[Entries from a dataset]
◇ ◇ ◇ ◇
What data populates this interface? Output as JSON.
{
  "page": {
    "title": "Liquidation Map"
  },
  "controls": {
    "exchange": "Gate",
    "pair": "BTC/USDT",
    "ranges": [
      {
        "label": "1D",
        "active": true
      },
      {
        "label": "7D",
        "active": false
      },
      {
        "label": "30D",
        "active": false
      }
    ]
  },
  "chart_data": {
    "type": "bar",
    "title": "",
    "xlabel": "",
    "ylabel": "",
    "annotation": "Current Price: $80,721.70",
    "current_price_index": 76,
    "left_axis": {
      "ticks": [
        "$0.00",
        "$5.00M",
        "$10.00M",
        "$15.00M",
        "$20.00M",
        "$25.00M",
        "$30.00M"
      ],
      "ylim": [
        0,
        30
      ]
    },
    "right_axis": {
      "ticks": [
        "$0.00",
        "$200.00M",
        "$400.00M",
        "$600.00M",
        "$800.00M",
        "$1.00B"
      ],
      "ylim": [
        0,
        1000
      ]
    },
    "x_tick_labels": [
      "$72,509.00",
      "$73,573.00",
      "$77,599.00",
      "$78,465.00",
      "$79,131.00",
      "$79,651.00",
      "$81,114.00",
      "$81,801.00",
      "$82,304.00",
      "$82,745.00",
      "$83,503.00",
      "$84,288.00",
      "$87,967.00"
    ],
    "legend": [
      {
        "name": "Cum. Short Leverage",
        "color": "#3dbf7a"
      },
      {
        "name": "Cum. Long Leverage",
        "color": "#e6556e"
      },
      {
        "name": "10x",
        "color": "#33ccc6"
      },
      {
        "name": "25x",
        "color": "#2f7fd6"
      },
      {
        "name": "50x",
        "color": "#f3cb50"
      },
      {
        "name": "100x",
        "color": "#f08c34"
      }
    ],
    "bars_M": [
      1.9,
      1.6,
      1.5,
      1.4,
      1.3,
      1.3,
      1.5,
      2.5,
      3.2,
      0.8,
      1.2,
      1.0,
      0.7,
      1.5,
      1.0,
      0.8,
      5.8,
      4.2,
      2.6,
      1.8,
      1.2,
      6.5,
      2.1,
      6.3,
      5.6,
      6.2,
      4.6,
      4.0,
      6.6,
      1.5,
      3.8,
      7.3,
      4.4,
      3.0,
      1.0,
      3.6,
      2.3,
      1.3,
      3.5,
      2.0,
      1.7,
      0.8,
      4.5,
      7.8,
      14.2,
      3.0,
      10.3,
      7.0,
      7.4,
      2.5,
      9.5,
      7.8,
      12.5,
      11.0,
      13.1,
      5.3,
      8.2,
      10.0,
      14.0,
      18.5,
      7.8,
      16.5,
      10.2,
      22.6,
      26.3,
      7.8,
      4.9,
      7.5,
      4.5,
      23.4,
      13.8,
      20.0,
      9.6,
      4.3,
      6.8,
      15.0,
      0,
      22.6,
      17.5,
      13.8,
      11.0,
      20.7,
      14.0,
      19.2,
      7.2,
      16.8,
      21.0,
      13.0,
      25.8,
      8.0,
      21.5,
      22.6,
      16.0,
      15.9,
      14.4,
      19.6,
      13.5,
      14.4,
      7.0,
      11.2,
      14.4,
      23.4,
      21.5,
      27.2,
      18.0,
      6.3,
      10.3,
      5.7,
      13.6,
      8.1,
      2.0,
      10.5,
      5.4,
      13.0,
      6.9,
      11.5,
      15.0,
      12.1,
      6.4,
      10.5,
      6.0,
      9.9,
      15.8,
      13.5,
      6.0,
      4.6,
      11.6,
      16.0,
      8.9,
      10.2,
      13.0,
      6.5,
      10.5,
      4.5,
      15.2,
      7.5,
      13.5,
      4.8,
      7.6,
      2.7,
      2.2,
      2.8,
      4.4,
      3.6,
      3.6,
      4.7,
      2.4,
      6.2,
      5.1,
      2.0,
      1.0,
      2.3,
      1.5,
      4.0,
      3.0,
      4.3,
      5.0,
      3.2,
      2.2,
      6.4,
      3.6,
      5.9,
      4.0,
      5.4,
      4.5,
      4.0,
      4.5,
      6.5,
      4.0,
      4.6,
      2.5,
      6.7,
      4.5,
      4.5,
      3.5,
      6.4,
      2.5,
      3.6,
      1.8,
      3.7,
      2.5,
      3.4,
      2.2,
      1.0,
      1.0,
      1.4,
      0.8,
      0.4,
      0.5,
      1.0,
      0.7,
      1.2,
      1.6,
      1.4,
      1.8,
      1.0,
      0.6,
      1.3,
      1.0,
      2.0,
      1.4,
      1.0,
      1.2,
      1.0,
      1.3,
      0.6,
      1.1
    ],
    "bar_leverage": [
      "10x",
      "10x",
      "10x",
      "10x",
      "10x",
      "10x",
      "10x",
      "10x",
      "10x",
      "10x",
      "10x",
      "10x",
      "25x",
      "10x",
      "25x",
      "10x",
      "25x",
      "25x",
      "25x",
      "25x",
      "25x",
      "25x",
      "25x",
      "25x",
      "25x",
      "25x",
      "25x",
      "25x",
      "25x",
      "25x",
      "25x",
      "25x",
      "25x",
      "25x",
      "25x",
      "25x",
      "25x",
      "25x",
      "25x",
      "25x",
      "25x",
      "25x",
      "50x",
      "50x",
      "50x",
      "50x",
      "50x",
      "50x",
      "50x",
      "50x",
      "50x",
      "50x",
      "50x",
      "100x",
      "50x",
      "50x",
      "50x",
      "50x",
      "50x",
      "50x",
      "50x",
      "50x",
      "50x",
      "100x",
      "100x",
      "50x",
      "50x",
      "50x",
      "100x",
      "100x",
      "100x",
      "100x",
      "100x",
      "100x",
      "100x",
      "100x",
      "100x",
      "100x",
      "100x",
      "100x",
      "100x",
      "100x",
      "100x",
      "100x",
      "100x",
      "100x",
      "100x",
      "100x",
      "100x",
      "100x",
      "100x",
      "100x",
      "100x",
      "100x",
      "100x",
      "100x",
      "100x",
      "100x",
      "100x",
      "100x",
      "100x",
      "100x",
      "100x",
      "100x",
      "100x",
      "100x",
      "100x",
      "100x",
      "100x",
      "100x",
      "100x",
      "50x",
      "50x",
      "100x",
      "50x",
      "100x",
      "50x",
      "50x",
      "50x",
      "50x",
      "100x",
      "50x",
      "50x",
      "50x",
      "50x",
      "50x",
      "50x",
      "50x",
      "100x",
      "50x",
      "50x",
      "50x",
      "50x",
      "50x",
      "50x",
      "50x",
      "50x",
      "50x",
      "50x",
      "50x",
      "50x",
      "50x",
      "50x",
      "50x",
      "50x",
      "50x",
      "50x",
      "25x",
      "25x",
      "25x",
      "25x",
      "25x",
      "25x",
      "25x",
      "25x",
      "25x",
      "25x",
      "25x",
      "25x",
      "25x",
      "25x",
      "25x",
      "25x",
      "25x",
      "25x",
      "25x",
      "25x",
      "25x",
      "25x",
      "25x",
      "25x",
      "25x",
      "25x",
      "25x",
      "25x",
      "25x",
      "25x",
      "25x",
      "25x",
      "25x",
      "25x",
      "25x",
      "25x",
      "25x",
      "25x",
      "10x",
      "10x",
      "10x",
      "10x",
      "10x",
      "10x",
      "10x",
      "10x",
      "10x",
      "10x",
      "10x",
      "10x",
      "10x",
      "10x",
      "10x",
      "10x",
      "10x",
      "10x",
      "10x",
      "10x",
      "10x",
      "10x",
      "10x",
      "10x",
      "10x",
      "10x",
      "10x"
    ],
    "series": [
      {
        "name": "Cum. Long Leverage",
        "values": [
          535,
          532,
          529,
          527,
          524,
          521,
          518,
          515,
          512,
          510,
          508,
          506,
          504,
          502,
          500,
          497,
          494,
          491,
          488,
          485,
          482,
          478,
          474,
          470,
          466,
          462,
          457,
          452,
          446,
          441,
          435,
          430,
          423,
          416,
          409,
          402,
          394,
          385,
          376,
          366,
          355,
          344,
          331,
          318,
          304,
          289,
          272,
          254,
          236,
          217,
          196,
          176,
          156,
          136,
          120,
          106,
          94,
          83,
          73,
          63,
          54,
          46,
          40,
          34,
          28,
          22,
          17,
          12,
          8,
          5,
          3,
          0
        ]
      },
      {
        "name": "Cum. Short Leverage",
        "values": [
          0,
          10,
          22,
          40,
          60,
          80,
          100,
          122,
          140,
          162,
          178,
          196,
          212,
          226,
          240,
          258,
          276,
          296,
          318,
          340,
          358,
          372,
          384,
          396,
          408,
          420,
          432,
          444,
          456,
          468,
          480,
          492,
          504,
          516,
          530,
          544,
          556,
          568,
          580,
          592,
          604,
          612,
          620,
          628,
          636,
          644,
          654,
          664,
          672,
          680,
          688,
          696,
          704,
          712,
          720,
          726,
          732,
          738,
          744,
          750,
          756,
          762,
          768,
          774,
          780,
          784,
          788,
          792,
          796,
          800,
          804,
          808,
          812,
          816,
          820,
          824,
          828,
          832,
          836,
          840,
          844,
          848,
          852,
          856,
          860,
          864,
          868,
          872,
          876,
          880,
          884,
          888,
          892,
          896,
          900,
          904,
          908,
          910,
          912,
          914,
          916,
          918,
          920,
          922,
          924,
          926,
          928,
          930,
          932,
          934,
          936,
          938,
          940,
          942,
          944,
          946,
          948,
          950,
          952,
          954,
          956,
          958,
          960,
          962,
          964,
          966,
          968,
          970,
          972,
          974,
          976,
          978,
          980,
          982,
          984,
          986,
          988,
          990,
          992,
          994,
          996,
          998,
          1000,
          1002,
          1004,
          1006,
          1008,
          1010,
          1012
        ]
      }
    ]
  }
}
◇ ◇ ◇ ◇
Task statement.
Copy down every line of the material above that includes the string "color".

Task result.
        "color": "#3dbf7a"
        "color": "#e6556e"
        "color": "#33ccc6"
        "color": "#2f7fd6"
        "color": "#f3cb50"
        "color": "#f08c34"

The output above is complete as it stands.